## begin Raw records

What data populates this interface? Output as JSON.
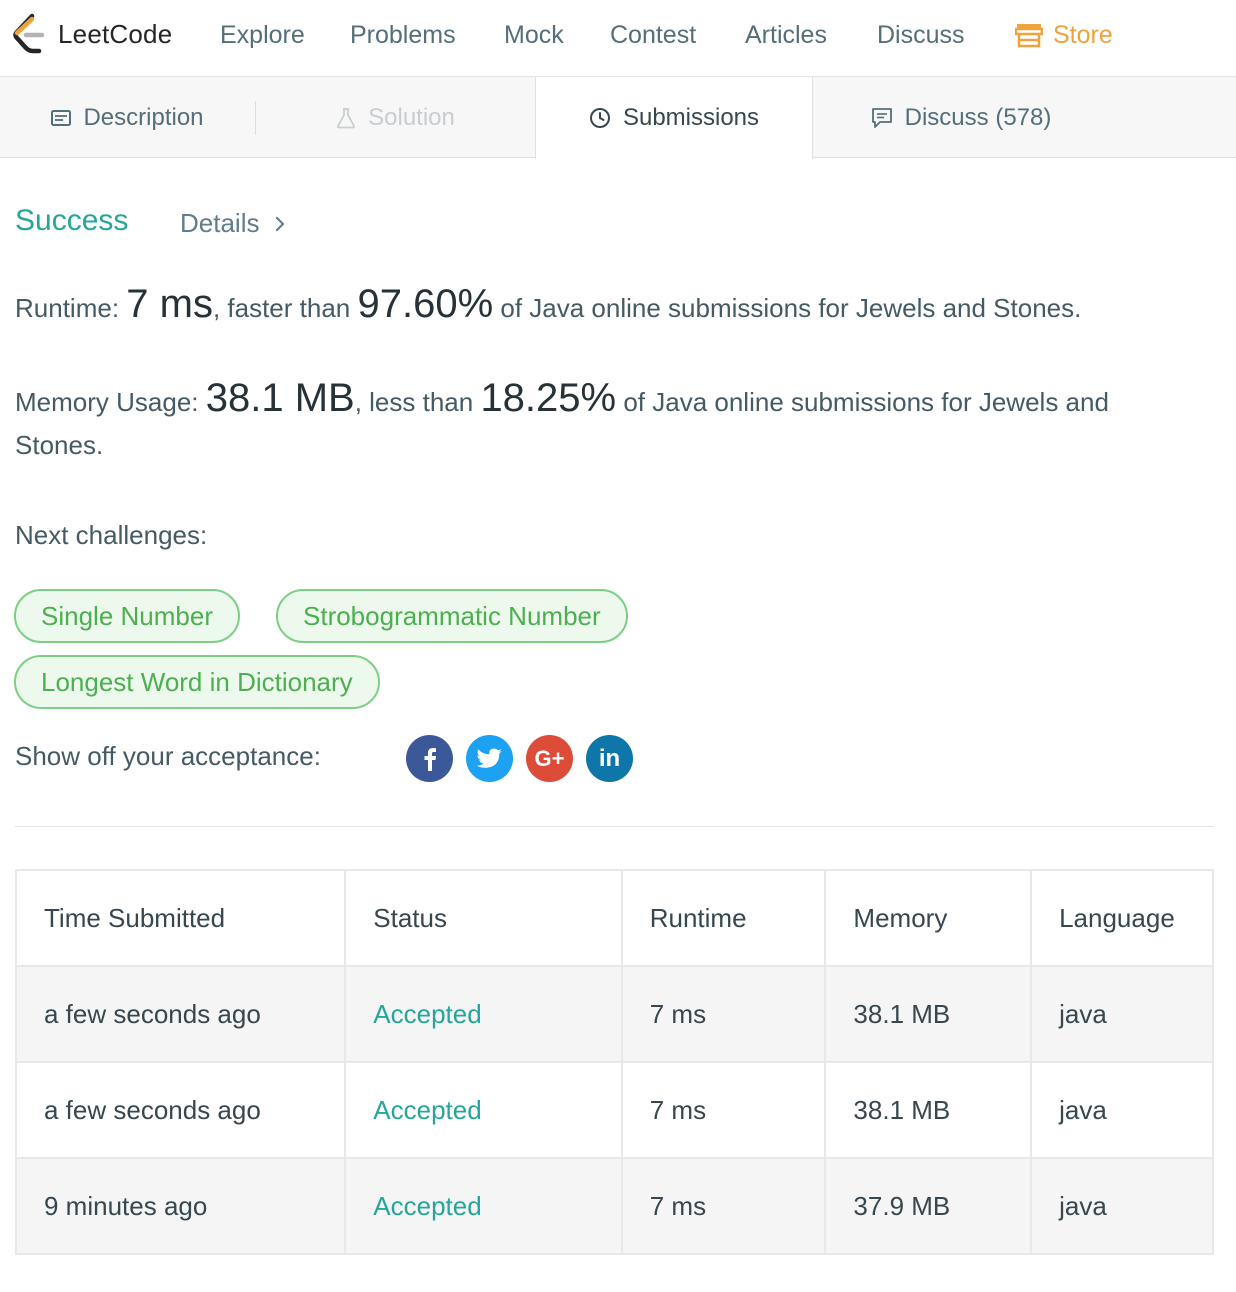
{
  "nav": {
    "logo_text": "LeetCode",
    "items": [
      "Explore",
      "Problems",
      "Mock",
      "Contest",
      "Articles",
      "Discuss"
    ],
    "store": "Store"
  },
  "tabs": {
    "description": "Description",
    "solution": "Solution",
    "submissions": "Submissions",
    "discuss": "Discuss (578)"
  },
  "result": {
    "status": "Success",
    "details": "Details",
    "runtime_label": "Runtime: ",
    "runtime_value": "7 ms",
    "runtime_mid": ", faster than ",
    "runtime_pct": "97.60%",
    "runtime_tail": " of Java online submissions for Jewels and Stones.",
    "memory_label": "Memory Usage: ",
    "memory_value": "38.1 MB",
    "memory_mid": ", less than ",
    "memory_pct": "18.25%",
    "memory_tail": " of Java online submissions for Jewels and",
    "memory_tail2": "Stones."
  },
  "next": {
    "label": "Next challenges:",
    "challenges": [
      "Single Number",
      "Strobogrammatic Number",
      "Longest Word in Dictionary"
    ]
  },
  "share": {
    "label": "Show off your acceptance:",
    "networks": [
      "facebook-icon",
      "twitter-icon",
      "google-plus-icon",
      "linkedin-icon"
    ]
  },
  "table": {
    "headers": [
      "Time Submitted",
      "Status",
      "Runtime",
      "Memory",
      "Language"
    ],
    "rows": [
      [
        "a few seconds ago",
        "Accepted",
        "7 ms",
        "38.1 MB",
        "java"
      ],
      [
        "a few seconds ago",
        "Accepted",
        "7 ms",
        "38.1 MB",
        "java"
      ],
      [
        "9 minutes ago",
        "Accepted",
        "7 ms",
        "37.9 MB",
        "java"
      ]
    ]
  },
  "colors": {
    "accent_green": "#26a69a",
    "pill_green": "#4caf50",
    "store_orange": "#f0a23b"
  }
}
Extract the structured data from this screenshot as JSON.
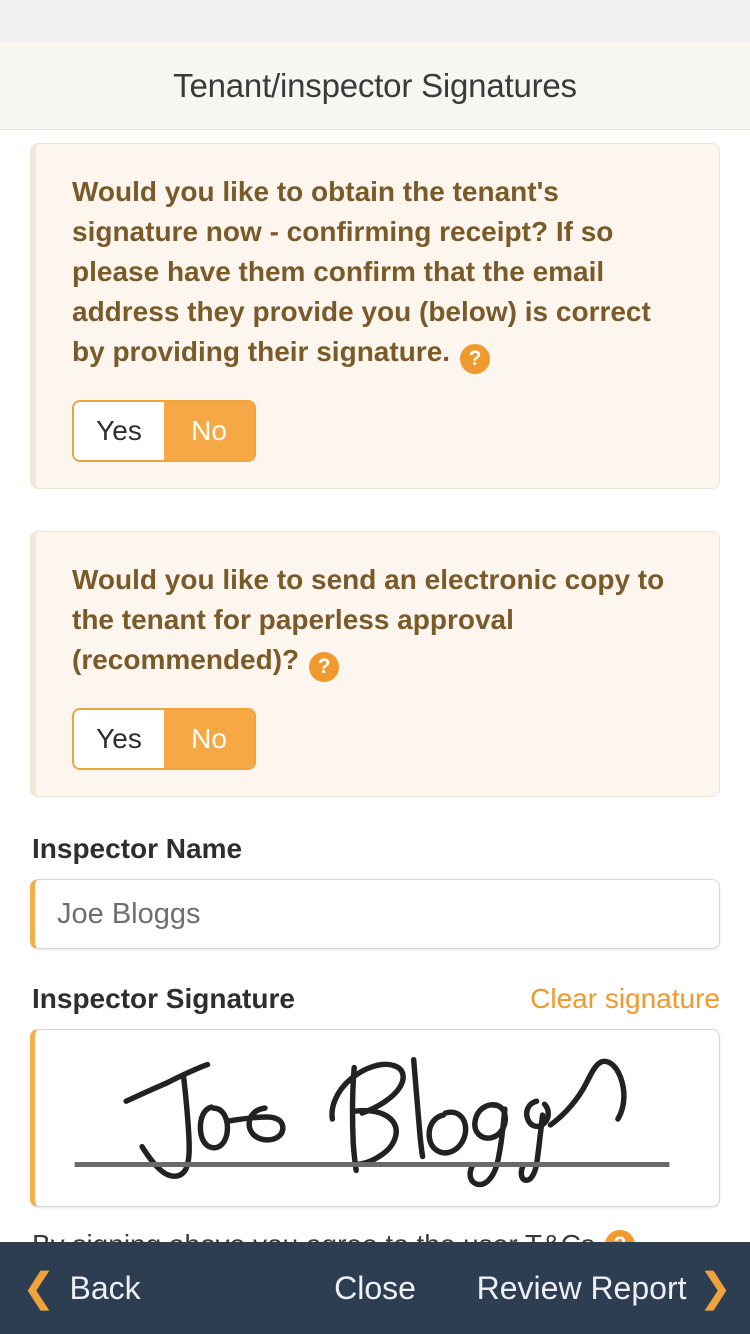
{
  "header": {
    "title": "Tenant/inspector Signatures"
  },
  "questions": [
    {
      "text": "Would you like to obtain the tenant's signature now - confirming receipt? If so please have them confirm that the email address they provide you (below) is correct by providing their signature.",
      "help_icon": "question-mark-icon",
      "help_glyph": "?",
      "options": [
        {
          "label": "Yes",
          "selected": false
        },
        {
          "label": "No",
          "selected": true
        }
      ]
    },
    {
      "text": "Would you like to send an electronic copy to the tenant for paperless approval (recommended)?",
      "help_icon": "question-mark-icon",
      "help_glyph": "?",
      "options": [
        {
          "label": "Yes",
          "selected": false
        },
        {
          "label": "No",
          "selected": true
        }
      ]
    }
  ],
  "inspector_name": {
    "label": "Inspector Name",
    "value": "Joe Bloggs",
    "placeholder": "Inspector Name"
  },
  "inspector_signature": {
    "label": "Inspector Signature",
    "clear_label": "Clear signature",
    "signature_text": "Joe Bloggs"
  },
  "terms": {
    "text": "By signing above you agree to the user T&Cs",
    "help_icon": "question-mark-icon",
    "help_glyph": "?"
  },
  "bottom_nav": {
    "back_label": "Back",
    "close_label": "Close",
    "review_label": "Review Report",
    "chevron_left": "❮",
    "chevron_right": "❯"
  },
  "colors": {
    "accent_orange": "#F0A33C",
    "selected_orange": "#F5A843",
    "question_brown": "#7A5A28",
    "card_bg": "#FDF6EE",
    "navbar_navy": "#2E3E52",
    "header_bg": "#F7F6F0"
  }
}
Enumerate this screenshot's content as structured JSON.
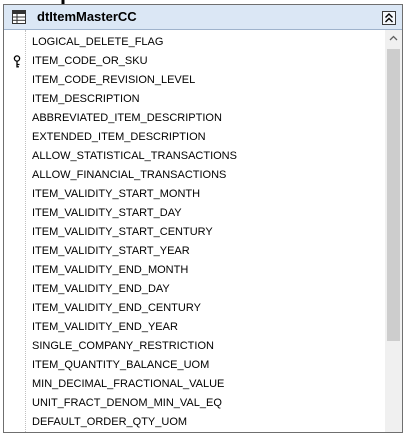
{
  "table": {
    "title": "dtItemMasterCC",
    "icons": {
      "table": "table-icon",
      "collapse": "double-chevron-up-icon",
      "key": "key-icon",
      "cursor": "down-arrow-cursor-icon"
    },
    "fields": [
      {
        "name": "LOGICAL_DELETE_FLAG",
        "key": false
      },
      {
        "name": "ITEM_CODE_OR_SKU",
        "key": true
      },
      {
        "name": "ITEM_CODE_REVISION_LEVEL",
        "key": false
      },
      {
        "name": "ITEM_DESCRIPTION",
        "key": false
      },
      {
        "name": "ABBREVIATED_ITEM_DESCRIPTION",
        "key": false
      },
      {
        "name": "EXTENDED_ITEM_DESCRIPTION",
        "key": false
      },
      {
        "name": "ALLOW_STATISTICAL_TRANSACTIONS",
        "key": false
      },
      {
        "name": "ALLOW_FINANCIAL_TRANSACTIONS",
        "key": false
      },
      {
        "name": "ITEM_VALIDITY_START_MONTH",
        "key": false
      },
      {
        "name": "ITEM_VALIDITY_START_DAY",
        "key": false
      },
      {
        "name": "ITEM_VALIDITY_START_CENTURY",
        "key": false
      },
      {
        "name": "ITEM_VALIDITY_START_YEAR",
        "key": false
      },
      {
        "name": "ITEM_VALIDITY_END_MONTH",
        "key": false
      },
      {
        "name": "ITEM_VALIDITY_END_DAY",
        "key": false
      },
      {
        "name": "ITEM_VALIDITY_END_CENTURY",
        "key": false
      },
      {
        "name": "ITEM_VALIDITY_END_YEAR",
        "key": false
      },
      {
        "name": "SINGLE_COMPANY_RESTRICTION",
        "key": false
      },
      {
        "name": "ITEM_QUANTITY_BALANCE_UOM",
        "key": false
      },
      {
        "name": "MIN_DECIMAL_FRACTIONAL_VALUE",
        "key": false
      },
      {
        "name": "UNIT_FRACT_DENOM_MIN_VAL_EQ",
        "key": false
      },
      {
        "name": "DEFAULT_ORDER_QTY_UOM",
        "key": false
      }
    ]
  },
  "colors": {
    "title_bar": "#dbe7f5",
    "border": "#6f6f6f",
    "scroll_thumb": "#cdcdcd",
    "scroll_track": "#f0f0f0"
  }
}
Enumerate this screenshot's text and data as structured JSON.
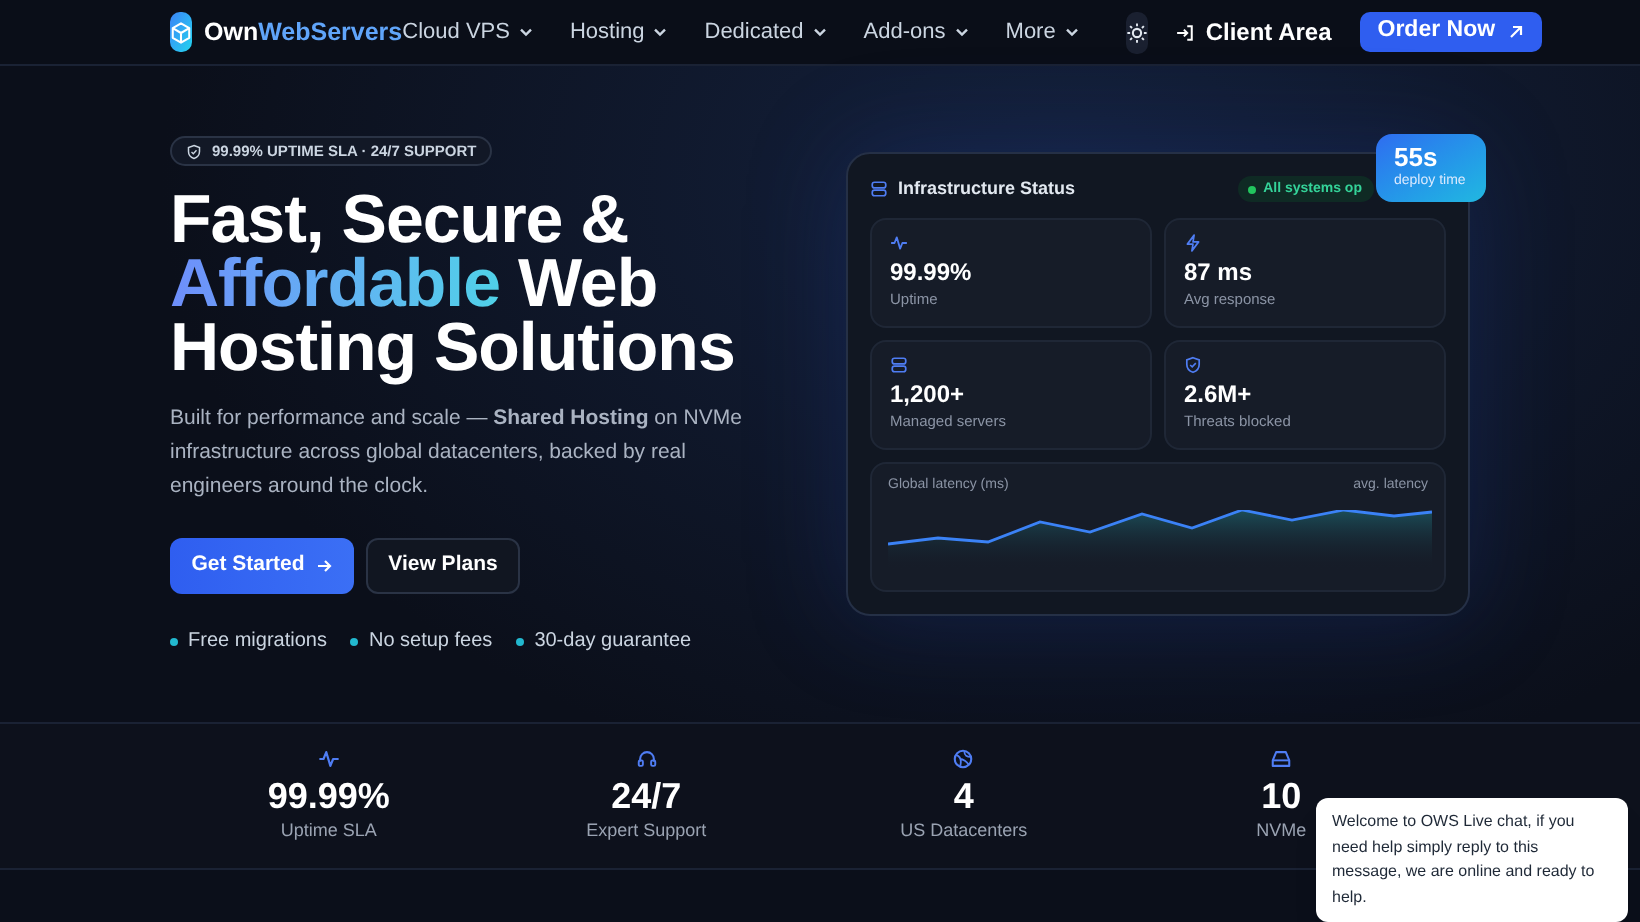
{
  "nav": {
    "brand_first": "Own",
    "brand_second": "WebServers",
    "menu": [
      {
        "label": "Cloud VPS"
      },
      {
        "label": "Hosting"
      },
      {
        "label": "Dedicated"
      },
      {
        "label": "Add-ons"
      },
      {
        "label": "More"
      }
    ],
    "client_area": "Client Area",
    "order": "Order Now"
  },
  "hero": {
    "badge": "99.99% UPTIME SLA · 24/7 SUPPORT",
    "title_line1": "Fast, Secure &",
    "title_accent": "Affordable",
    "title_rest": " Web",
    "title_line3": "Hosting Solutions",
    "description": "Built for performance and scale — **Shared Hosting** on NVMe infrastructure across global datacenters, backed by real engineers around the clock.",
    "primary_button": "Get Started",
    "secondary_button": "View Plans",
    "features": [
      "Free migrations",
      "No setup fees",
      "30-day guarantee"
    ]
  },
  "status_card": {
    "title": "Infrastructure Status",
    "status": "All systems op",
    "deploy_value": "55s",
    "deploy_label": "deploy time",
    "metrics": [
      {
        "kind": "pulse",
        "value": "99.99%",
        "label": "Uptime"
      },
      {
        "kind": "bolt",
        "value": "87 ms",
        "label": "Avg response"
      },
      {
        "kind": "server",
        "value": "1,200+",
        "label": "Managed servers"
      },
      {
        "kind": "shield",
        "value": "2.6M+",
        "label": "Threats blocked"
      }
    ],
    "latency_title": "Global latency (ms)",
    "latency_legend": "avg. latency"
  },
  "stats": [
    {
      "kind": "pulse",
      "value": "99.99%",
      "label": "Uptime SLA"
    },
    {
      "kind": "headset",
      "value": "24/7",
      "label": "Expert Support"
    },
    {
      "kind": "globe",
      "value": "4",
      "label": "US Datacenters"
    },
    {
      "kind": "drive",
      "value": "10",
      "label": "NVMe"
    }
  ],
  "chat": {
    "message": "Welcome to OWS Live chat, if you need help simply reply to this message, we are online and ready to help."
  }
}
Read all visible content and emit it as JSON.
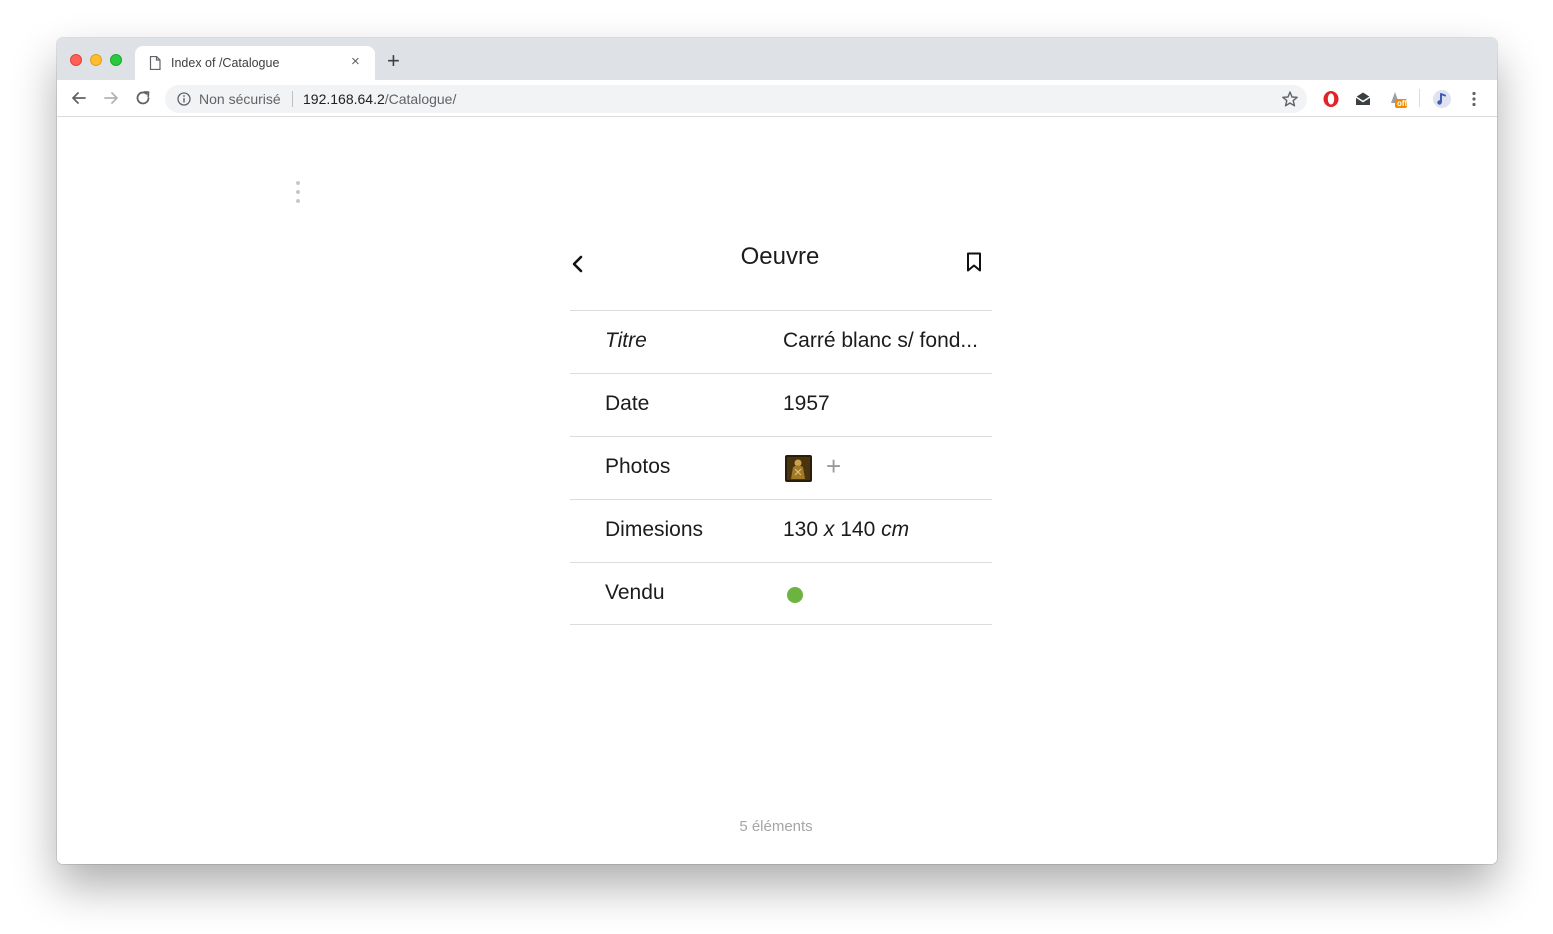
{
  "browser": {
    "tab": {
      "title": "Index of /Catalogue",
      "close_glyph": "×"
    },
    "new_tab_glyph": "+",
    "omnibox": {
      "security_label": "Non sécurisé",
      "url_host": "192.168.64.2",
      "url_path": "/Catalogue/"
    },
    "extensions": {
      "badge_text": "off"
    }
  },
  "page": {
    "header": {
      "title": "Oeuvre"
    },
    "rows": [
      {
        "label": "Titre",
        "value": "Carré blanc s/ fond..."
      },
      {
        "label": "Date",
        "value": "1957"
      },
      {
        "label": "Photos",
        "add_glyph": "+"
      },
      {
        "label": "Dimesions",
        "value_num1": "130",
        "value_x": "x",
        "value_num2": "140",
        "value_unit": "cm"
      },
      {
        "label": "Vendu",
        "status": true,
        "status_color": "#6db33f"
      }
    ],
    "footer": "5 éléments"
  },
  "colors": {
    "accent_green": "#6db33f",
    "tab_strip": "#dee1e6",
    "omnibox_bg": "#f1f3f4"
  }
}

## end Raw records

How many lines of the listing include the string "Catalogue"? Answer with the number alone.

2